Start Stored data

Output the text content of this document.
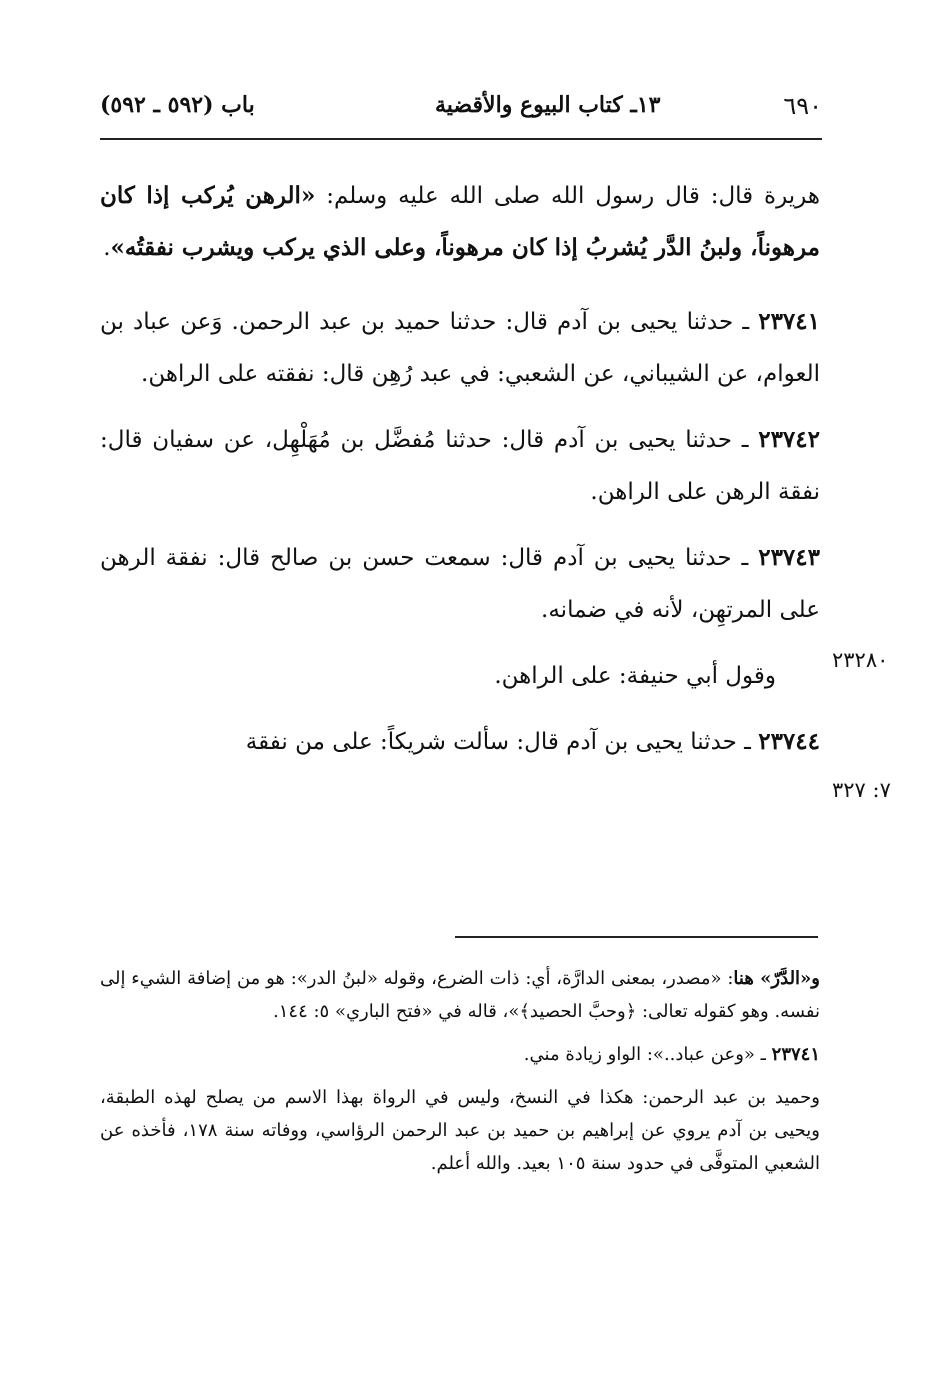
٦٩٠
١٣ـ كتاب البيوع والأقضية
باب (٥٩٢ ـ ٥٩٢)

هريرة قال: قال رسول الله صلى الله عليه وسلم: «الرهن يُركب إذا كان مرهوناً، ولبنُ الدَّر يُشربُ إذا كان مرهوناً، وعلى الذي يركب ويشرب نفقتُه».

٢٣٧٤١ ـ حدثنا يحيى بن آدم قال: حدثنا حميد بن عبد الرحمن. وَعن عباد بن العوام، عن الشيباني، عن الشعبي: في عبد رُهِن قال: نفقته على الراهن.

٢٣٧٤٢ ـ حدثنا يحيى بن آدم قال: حدثنا مُفضَّل بن مُهَلْهِل، عن سفيان قال: نفقة الرهن على الراهن.

٢٣٧٤٣ ـ حدثنا يحيى بن آدم قال: سمعت حسن بن صالح قال: نفقة الرهن على المرتهِن، لأنه في ضمانه.

وقول أبي حنيفة: على الراهن.

٢٣٧٤٤ ـ حدثنا يحيى بن آدم قال: سألت شريكاً: على من نفقة

٢٣٢٨٠
٧: ٣٢٧

و«الدَّرّ» هنا: «مصدر، بمعنى الدارَّة، أي: ذات الضرع، وقوله «لبنُ الدر»: هو من إضافة الشيء إلى نفسه. وهو كقوله تعالى: ﴿وحبَّ الحصيد﴾»، قاله في «فتح الباري» ٥: ١٤٤.

٢٣٧٤١ ـ «وعن عباد..»: الواو زيادة مني.

وحميد بن عبد الرحمن: هكذا في النسخ، وليس في الرواة بهذا الاسم من يصلح لهذه الطبقة، ويحيى بن آدم يروي عن إبراهيم بن حميد بن عبد الرحمن الرؤاسي، ووفاته سنة ١٧٨، فأخذه عن الشعبي المتوفَّى في حدود سنة ١٠٥ بعيد. والله أعلم.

End Stored data

*Requirements:* Pull every line holding "حدثنا" out of the records.

*Response to the exercise:*
٢٣٧٤١ ـ حدثنا يحيى بن آدم قال: حدثنا حميد بن عبد الرحمن. وَعن عباد بن العوام، عن الشيباني، عن الشعبي: في عبد رُهِن قال: نفقته على الراهن.
٢٣٧٤٢ ـ حدثنا يحيى بن آدم قال: حدثنا مُفضَّل بن مُهَلْهِل، عن سفيان قال: نفقة الرهن على الراهن.
٢٣٧٤٣ ـ حدثنا يحيى بن آدم قال: سمعت حسن بن صالح قال: نفقة الرهن على المرتهِن، لأنه في ضمانه.
٢٣٧٤٤ ـ حدثنا يحيى بن آدم قال: سألت شريكاً: على من نفقة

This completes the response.